**SHORT PROBLEM**
Only the number is wanted: how many lines hold the word "Anual"?
* Begin DATA *
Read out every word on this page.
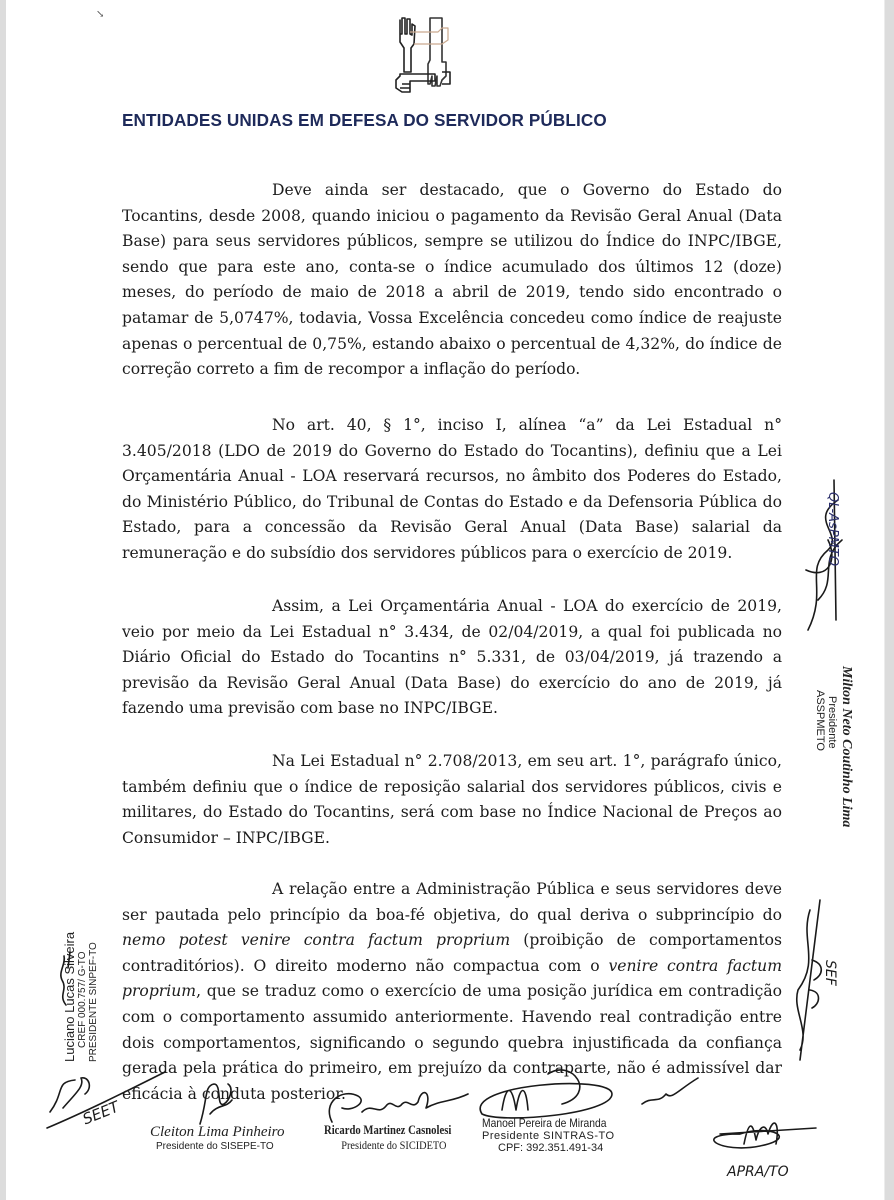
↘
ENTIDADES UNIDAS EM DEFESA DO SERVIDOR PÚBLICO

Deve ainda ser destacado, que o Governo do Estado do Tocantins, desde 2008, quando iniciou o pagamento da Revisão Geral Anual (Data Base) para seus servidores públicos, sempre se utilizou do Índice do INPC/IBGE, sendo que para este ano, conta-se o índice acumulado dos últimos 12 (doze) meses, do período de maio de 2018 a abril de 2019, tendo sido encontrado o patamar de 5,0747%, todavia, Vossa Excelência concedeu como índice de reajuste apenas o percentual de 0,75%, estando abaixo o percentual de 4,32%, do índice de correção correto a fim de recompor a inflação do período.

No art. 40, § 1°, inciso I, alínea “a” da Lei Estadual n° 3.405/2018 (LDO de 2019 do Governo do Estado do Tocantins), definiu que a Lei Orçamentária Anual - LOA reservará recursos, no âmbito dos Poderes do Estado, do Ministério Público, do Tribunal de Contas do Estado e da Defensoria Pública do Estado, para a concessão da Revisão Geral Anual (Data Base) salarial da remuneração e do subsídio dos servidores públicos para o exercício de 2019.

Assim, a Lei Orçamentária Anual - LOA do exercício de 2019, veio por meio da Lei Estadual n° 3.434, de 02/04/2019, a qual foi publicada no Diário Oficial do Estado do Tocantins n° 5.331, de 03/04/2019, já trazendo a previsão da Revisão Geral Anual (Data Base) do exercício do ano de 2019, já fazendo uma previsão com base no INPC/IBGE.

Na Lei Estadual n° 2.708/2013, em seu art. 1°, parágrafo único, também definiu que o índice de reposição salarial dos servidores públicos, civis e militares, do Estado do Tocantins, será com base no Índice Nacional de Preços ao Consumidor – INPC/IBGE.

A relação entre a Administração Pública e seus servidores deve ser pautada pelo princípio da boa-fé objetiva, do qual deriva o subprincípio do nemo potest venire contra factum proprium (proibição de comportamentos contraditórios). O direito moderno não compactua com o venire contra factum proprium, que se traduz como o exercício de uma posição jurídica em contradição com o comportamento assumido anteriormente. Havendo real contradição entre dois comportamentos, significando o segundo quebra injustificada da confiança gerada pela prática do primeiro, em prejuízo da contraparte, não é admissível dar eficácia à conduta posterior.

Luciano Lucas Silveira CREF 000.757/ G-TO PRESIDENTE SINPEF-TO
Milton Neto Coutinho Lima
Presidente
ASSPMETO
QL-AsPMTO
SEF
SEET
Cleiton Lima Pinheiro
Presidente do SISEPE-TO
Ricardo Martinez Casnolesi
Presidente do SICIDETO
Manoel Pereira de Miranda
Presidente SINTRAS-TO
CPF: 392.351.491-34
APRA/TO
* End DATA *
* Begin DATA *
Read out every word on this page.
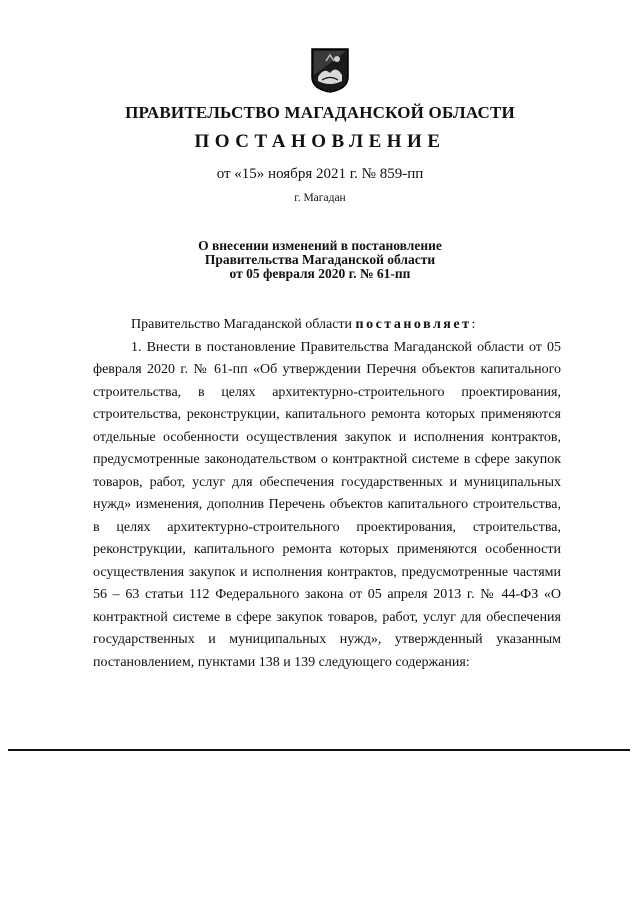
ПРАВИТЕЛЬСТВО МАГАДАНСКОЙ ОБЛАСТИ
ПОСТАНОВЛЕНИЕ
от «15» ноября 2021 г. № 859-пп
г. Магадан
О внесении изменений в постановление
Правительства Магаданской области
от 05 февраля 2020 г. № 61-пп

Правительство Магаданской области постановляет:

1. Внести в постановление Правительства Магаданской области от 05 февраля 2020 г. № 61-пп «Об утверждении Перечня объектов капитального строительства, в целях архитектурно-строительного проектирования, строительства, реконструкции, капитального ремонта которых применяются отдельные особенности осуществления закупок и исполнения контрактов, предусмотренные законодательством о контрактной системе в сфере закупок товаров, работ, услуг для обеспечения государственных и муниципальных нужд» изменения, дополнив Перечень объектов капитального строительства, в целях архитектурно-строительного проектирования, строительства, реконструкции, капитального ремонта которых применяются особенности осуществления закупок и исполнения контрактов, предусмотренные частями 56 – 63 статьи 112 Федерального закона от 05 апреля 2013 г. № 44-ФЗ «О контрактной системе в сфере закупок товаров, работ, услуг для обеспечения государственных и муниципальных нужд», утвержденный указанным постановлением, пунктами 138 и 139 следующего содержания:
* End DATA *
**RESULT BELOW**
3